* [Problem details] Return every record below exactly as written, omitting any pictures.

* [Data to process]
::::::::::
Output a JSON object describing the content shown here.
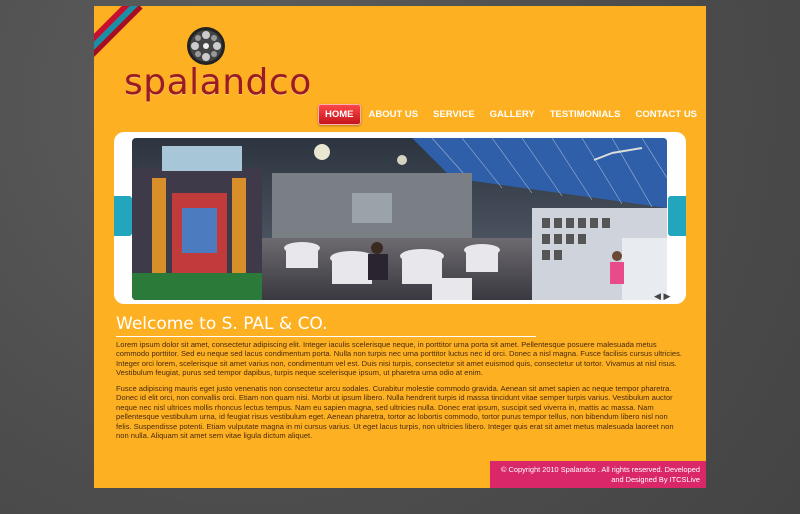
{
  "logo": {
    "text": "spalandco"
  },
  "nav": {
    "items": [
      "HOME",
      "ABOUT US",
      "SERVICE",
      "GALLERY",
      "TESTIMONIALS",
      "CONTACT US"
    ],
    "active": "HOME"
  },
  "banner": {
    "prev_icon": "arrow-left-icon",
    "next_icon": "arrow-right-icon"
  },
  "welcome": {
    "title": "Welcome to S. PAL & CO.",
    "paragraph1": "Lorem ipsum dolor sit amet, consectetur adipiscing elit. Integer iaculis scelerisque neque, in porttitor urna porta sit amet. Pellentesque posuere malesuada metus commodo porttitor. Sed eu neque sed lacus condimentum porta. Nulla non turpis nec urna porttitor luctus nec id orci. Donec a nisl magna. Fusce facilisis cursus ultricies. Integer orci lorem, scelerisque sit amet varius non, condimentum vel est. Duis nisi turpis, consectetur sit amet euismod quis, consectetur ut tortor. Vivamus at nisl risus. Vestibulum feugiat, purus sed tempor dapibus, turpis neque scelerisque ipsum, ut pharetra urna odio at enim.",
    "paragraph2": "Fusce adipiscing mauris eget justo venenatis non consectetur arcu sodales. Curabitur molestie commodo gravida. Aenean sit amet sapien ac neque tempor pharetra. Donec id elit orci, non convallis orci. Etiam non quam nisi. Morbi ut ipsum libero. Nulla hendrerit turpis id massa tincidunt vitae semper turpis varius. Vestibulum auctor neque nec nisl ultrices mollis rhoncus lectus tempus. Nam eu sapien magna, sed ultricies nulla. Donec erat ipsum, suscipit sed viverra in, mattis ac massa. Nam pellentesque vestibulum urna, id feugiat risus vestibulum eget. Aenean pharetra, tortor ac lobortis commodo, tortor purus tempor tellus, non bibendum libero nisl non felis. Suspendisse potenti. Etiam vulputate magna in mi cursus varius. Ut eget lacus turpis, non ultricies libero. Integer quis erat sit amet metus malesuada laoreet non non nulla. Aliquam sit amet sem vitae ligula dictum aliquet."
  },
  "footer": {
    "line1": "© Copyright 2010 Spalandco . All rights reserved. Developed",
    "line2": "and Designed By ITCSLive"
  },
  "colors": {
    "page_bg": "#fdb021",
    "logo_text": "#9a1b27",
    "nav_active": "#d61a22",
    "accent_teal": "#23a5bd",
    "footer_bg": "#d9276a"
  }
}
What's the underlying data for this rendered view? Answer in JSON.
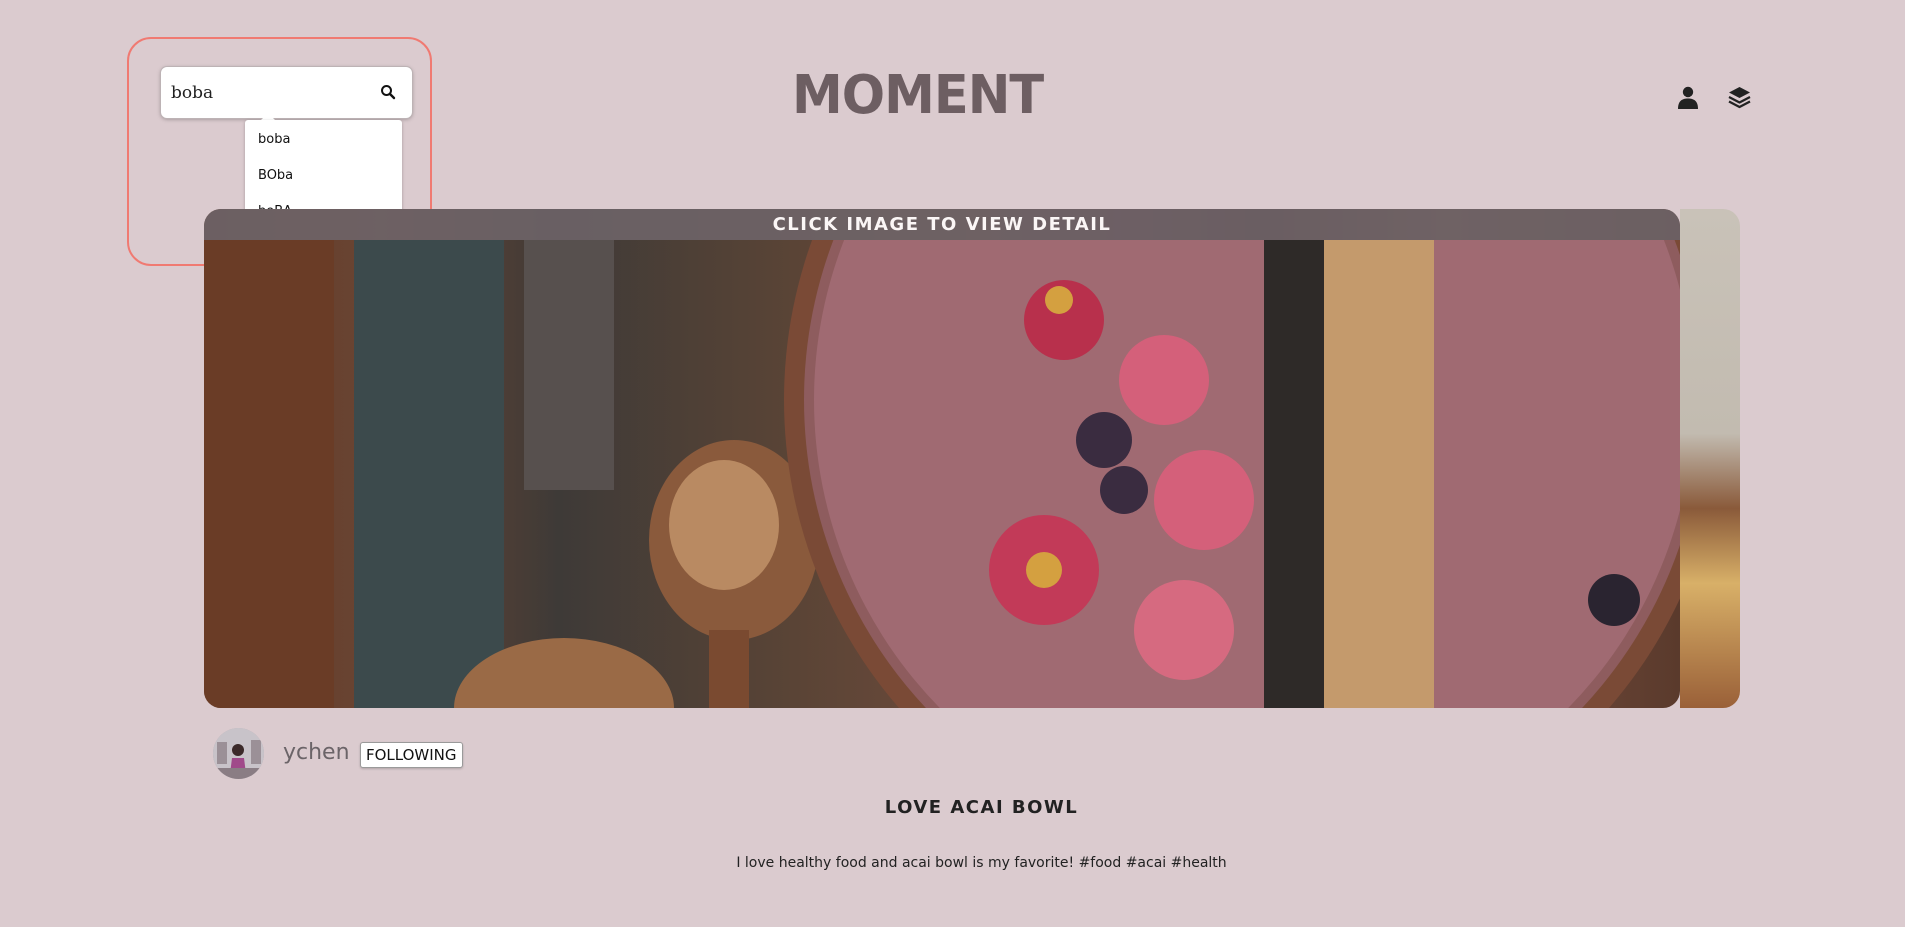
{
  "search": {
    "value": "boba",
    "suggestions": [
      "boba",
      "BOba",
      "boBA"
    ]
  },
  "header": {
    "logo": "MOMENT",
    "icons": [
      "user-icon",
      "layers-icon"
    ]
  },
  "carousel": {
    "banner": "CLICK IMAGE TO VIEW DETAIL"
  },
  "post": {
    "author": "ychen",
    "follow_label": "FOLLOWING",
    "title": "LOVE ACAI BOWL",
    "description": "I love healthy food and acai bowl is my favorite! #food #acai #health"
  },
  "colors": {
    "background": "#dbcbcf",
    "logo": "#6d5e62",
    "highlight": "#f07a72"
  }
}
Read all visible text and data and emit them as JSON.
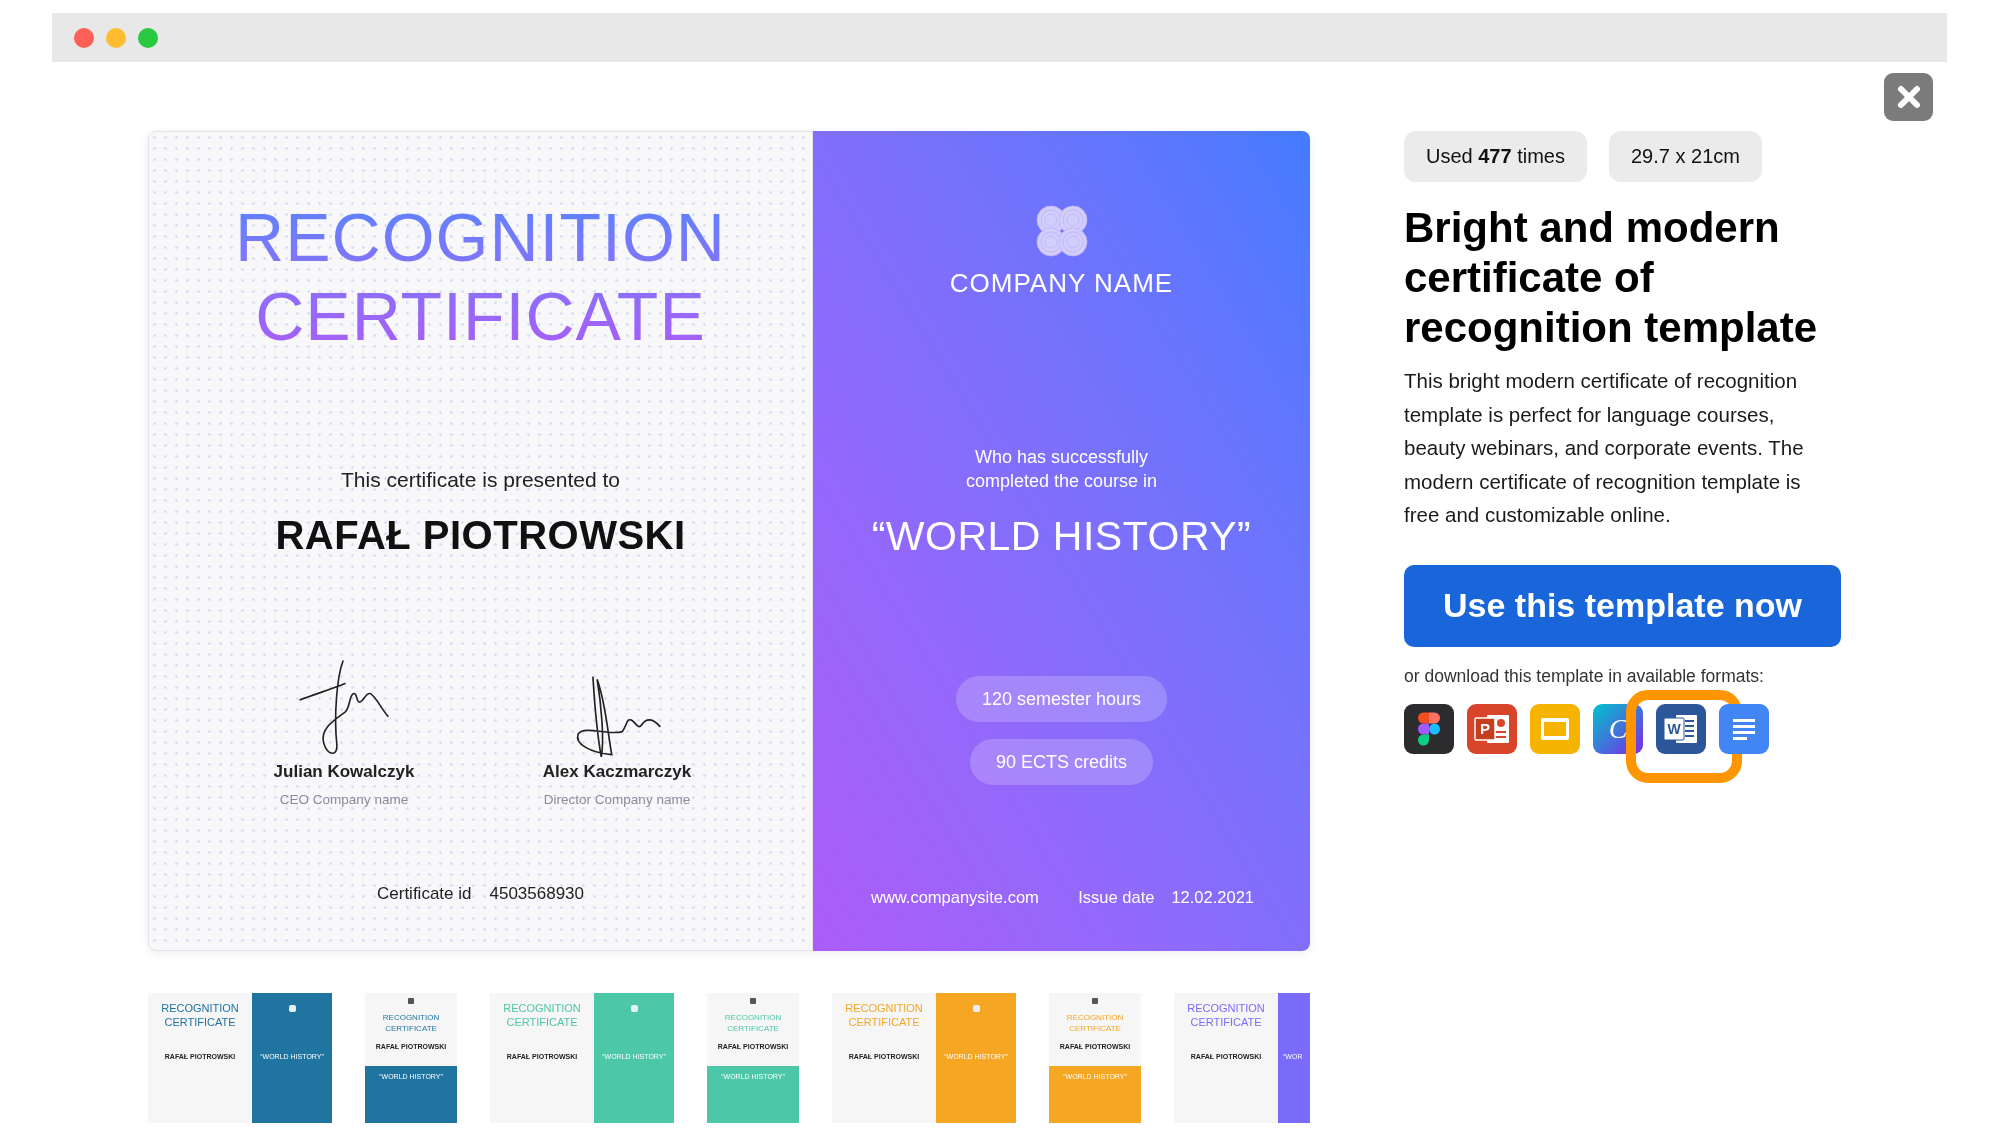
{
  "window": {
    "controls": [
      {
        "color": "#fe5f57"
      },
      {
        "color": "#febc2e"
      },
      {
        "color": "#28c840"
      }
    ]
  },
  "certificate": {
    "title": "RECOGNITION CERTIFICATE",
    "presented_to": "This certificate is presented to",
    "recipient": "RAFAŁ PIOTROWSKI",
    "signatories": [
      {
        "name": "Julian Kowalczyk",
        "role": "CEO Company name"
      },
      {
        "name": "Alex Kaczmarczyk",
        "role": "Director Company name"
      }
    ],
    "certificate_id_label": "Certificate id",
    "certificate_id": "4503568930",
    "company": "COMPANY NAME",
    "completion_text": "Who has successfully completed the course in",
    "course": "“WORLD HISTORY”",
    "badges": [
      "120 semester hours",
      "90 ECTS credits"
    ],
    "website": "www.companysite.com",
    "issue_date_label": "Issue date",
    "issue_date": "12.02.2021"
  },
  "thumbnails": [
    {
      "kind": "landscape",
      "color": "#1f74a0",
      "title": "RECOGNITION CERTIFICATE",
      "recipient": "RAFAŁ PIOTROWSKI",
      "course": "“WORLD HISTORY”"
    },
    {
      "kind": "portrait",
      "color": "#1f74a0",
      "title": "RECOGNITION CERTIFICATE",
      "recipient": "RAFAŁ PIOTROWSKI",
      "course": "“WORLD HISTORY”"
    },
    {
      "kind": "landscape",
      "color": "#4cc7a8",
      "title": "RECOGNITION CERTIFICATE",
      "recipient": "RAFAŁ PIOTROWSKI",
      "course": "“WORLD HISTORY”"
    },
    {
      "kind": "portrait",
      "color": "#4cc7a8",
      "title": "RECOGNITION CERTIFICATE",
      "recipient": "RAFAŁ PIOTROWSKI",
      "course": "“WORLD HISTORY”"
    },
    {
      "kind": "landscape",
      "color": "#f5a623",
      "title": "RECOGNITION CERTIFICATE",
      "recipient": "RAFAŁ PIOTROWSKI",
      "course": "“WORLD HISTORY”"
    },
    {
      "kind": "portrait",
      "color": "#f5a623",
      "title": "RECOGNITION CERTIFICATE",
      "recipient": "RAFAŁ PIOTROWSKI",
      "course": "“WORLD HISTORY”"
    },
    {
      "kind": "landscape",
      "color": "#7a6cfb",
      "title": "RECOGNITION CERTIFICATE",
      "recipient": "RAFAŁ PIOTROWSKI",
      "course": "“WOR"
    }
  ],
  "details": {
    "badges": [
      "Used **477** times",
      "29.7 x 21cm"
    ],
    "title": "Bright and modern certificate of recognition template",
    "description": "This bright modern certificate of recognition template is perfect for language courses, beauty webinars, and corporate events. The modern certificate of recognition template is free and customizable online.",
    "cta": "Use this template now",
    "download_hint": "or download this template in available formats:",
    "formats": [
      {
        "kind": "shapes",
        "highlighted": false
      },
      {
        "kind": "presentation",
        "glyph": "P",
        "highlighted": false
      },
      {
        "kind": "slides",
        "highlighted": false
      },
      {
        "kind": "curve",
        "glyph": "C",
        "highlighted": false
      },
      {
        "kind": "document",
        "glyph": "W",
        "highlighted": true
      },
      {
        "kind": "text_document",
        "highlighted": false
      }
    ]
  }
}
::::::::::
* [Output below]
Output a JSON object describing the content shown here.
{
  "logo": {
    "text": "spalandco"
  },
  "nav": {
    "items": [
      "HOME",
      "ABOUT US",
      "SERVICE",
      "GALLERY",
      "TESTIMONIALS",
      "CONTACT US"
    ],
    "active": "HOME"
  },
  "banner": {
    "prev_icon": "arrow-left-icon",
    "next_icon": "arrow-right-icon"
  },
  "welcome": {
    "title": "Welcome to S. PAL & CO.",
    "paragraph1": "Lorem ipsum dolor sit amet, consectetur adipiscing elit. Integer iaculis scelerisque neque, in porttitor urna porta sit amet. Pellentesque posuere malesuada metus commodo porttitor. Sed eu neque sed lacus condimentum porta. Nulla non turpis nec urna porttitor luctus nec id orci. Donec a nisl magna. Fusce facilisis cursus ultricies. Integer orci lorem, scelerisque sit amet varius non, condimentum vel est. Duis nisi turpis, consectetur sit amet euismod quis, consectetur ut tortor. Vivamus at nisl risus. Vestibulum feugiat, purus sed tempor dapibus, turpis neque scelerisque ipsum, ut pharetra urna odio at enim.",
    "paragraph2": "Fusce adipiscing mauris eget justo venenatis non consectetur arcu sodales. Curabitur molestie commodo gravida. Aenean sit amet sapien ac neque tempor pharetra. Donec id elit orci, non convallis orci. Etiam non quam nisi. Morbi ut ipsum libero. Nulla hendrerit turpis id massa tincidunt vitae semper turpis varius. Vestibulum auctor neque nec nisl ultrices mollis rhoncus lectus tempus. Nam eu sapien magna, sed ultricies nulla. Donec erat ipsum, suscipit sed viverra in, mattis ac massa. Nam pellentesque vestibulum urna, id feugiat risus vestibulum eget. Aenean pharetra, tortor ac lobortis commodo, tortor purus tempor tellus, non bibendum libero nisl non felis. Suspendisse potenti. Etiam vulputate magna in mi cursus varius. Ut eget lacus turpis, non ultricies libero. Integer quis erat sit amet metus malesuada laoreet non non nulla. Aliquam sit amet sem vitae ligula dictum aliquet."
  },
  "footer": {
    "line1": "© Copyright 2010 Spalandco . All rights reserved. Developed",
    "line2": "and Designed By ITCSLive"
  },
  "colors": {
    "page_bg": "#fdb021",
    "logo_text": "#9a1b27",
    "nav_active": "#d61a22",
    "accent_teal": "#23a5bd",
    "footer_bg": "#d9276a"
  }
}
What's the underlying data for this rendered view? Answer in JSON.
{
  "search": {
    "value": "boba",
    "suggestions": [
      "boba",
      "BOba",
      "boBA"
    ]
  },
  "header": {
    "logo": "MOMENT",
    "icons": [
      "user-icon",
      "layers-icon"
    ]
  },
  "carousel": {
    "banner": "CLICK IMAGE TO VIEW DETAIL"
  },
  "post": {
    "author": "ychen",
    "follow_label": "FOLLOWING",
    "title": "LOVE ACAI BOWL",
    "description": "I love healthy food and acai bowl is my favorite! #food #acai #health"
  },
  "colors": {
    "background": "#dbcbcf",
    "logo": "#6d5e62",
    "highlight": "#f07a72"
  }
}
Read all visible text and data and emit them as JSON.
{
  "window": {
    "controls": [
      {
        "color": "#fe5f57"
      },
      {
        "color": "#febc2e"
      },
      {
        "color": "#28c840"
      }
    ]
  },
  "certificate": {
    "title": "RECOGNITION CERTIFICATE",
    "presented_to": "This certificate is presented to",
    "recipient": "RAFAŁ PIOTROWSKI",
    "signatories": [
      {
        "name": "Julian Kowalczyk",
        "role": "CEO Company name"
      },
      {
        "name": "Alex Kaczmarczyk",
        "role": "Director Company name"
      }
    ],
    "certificate_id_label": "Certificate id",
    "certificate_id": "4503568930",
    "company": "COMPANY NAME",
    "completion_text": "Who has successfully completed the course in",
    "course": "“WORLD HISTORY”",
    "badges": [
      "120 semester hours",
      "90 ECTS credits"
    ],
    "website": "www.companysite.com",
    "issue_date_label": "Issue date",
    "issue_date": "12.02.2021"
  },
  "thumbnails": [
    {
      "kind": "landscape",
      "color": "#1f74a0",
      "title": "RECOGNITION CERTIFICATE",
      "recipient": "RAFAŁ PIOTROWSKI",
      "course": "“WORLD HISTORY”"
    },
    {
      "kind": "portrait",
      "color": "#1f74a0",
      "title": "RECOGNITION CERTIFICATE",
      "recipient": "RAFAŁ PIOTROWSKI",
      "course": "“WORLD HISTORY”"
    },
    {
      "kind": "landscape",
      "color": "#4cc7a8",
      "title": "RECOGNITION CERTIFICATE",
      "recipient": "RAFAŁ PIOTROWSKI",
      "course": "“WORLD HISTORY”"
    },
    {
      "kind": "portrait",
      "color": "#4cc7a8",
      "title": "RECOGNITION CERTIFICATE",
      "recipient": "RAFAŁ PIOTROWSKI",
      "course": "“WORLD HISTORY”"
    },
    {
      "kind": "landscape",
      "color": "#f5a623",
      "title": "RECOGNITION CERTIFICATE",
      "recipient": "RAFAŁ PIOTROWSKI",
      "course": "“WORLD HISTORY”"
    },
    {
      "kind": "portrait",
      "color": "#f5a623",
      "title": "RECOGNITION CERTIFICATE",
      "recipient": "RAFAŁ PIOTROWSKI",
      "course": "“WORLD HISTORY”"
    },
    {
      "kind": "landscape",
      "color": "#7a6cfb",
      "title": "RECOGNITION CERTIFICATE",
      "recipient": "RAFAŁ PIOTROWSKI",
      "course": "“WOR"
    }
  ],
  "details": {
    "badges": [
      "Used **477** times",
      "29.7 x 21cm"
    ],
    "title": "Bright and modern certificate of recognition template",
    "description": "This bright modern certificate of recognition template is perfect for language courses, beauty webinars, and corporate events. The modern certificate of recognition template is free and customizable online.",
    "cta": "Use this template now",
    "download_hint": "or download this template in available formats:",
    "formats": [
      {
        "kind": "shapes",
        "highlighted": false
      },
      {
        "kind": "presentation",
        "glyph": "P",
        "highlighted": false
      },
      {
        "kind": "slides",
        "highlighted": false
      },
      {
        "kind": "curve",
        "glyph": "C",
        "highlighted": false
      },
      {
        "kind": "document",
        "glyph": "W",
        "highlighted": true
      },
      {
        "kind": "text_document",
        "highlighted": false
      }
    ]
  }
}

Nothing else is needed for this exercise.